Transcription dataset entries:
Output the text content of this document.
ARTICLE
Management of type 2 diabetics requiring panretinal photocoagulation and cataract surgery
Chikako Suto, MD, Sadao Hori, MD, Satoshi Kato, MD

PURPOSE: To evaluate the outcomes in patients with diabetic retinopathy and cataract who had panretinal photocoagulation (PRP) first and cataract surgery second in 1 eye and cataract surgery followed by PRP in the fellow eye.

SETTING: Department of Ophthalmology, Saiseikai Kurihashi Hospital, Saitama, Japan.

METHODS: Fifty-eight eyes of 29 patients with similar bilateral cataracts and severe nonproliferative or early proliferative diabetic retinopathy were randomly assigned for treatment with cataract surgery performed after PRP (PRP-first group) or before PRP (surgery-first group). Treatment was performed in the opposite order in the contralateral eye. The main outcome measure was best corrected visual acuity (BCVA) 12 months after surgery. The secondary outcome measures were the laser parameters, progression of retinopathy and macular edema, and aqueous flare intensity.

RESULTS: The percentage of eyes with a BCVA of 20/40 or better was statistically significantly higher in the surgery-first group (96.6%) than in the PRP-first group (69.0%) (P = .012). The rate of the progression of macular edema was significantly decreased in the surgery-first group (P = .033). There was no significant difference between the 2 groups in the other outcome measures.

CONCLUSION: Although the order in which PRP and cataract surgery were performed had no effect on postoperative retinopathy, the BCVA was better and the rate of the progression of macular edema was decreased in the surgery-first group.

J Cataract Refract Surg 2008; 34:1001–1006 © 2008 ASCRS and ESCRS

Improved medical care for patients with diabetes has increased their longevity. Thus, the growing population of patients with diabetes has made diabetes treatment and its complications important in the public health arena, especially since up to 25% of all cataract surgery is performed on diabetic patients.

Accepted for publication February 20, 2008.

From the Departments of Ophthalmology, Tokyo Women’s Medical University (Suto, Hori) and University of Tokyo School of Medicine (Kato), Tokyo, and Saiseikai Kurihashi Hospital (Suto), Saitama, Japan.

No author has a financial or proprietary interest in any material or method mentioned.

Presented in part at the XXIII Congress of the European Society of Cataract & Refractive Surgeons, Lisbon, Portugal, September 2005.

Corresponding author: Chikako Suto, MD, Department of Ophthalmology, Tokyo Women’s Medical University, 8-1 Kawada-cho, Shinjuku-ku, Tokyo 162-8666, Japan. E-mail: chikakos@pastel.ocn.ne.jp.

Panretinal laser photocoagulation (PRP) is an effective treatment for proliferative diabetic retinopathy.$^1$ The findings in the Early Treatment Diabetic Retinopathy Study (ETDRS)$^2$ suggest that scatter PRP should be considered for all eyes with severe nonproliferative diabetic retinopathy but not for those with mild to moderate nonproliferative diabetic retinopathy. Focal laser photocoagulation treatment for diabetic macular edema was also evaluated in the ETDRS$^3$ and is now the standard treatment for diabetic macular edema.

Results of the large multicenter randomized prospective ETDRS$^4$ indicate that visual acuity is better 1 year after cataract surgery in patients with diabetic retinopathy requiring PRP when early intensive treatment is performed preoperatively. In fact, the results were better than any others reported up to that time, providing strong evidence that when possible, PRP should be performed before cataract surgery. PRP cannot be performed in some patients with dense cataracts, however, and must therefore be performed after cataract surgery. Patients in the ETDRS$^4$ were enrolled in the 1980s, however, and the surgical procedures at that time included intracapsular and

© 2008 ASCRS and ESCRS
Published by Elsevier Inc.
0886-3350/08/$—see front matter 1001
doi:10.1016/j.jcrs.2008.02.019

Task details: Look through the records for the word "requiring". Every line that has it should be copied.

Solution to this task:
Management of type 2 diabetics requiring panretinal photocoagulation and cataract surgery
Results of the large multicenter randomized prospective ETDRS$^4$ indicate that visual acuity is better 1 year after cataract surgery in patients with diabetic retinopathy requiring PRP when early intensive treatment is performed preoperatively. In fact, the results were better than any others reported up to that time, providing strong evidence that when possible, PRP should be performed before cataract surgery. PRP cannot be performed in some patients with dense cataracts, however, and must therefore be performed after cataract surgery. Patients in the ETDRS$^4$ were enrolled in the 1980s, however, and the surgical procedures at that time included intracapsular and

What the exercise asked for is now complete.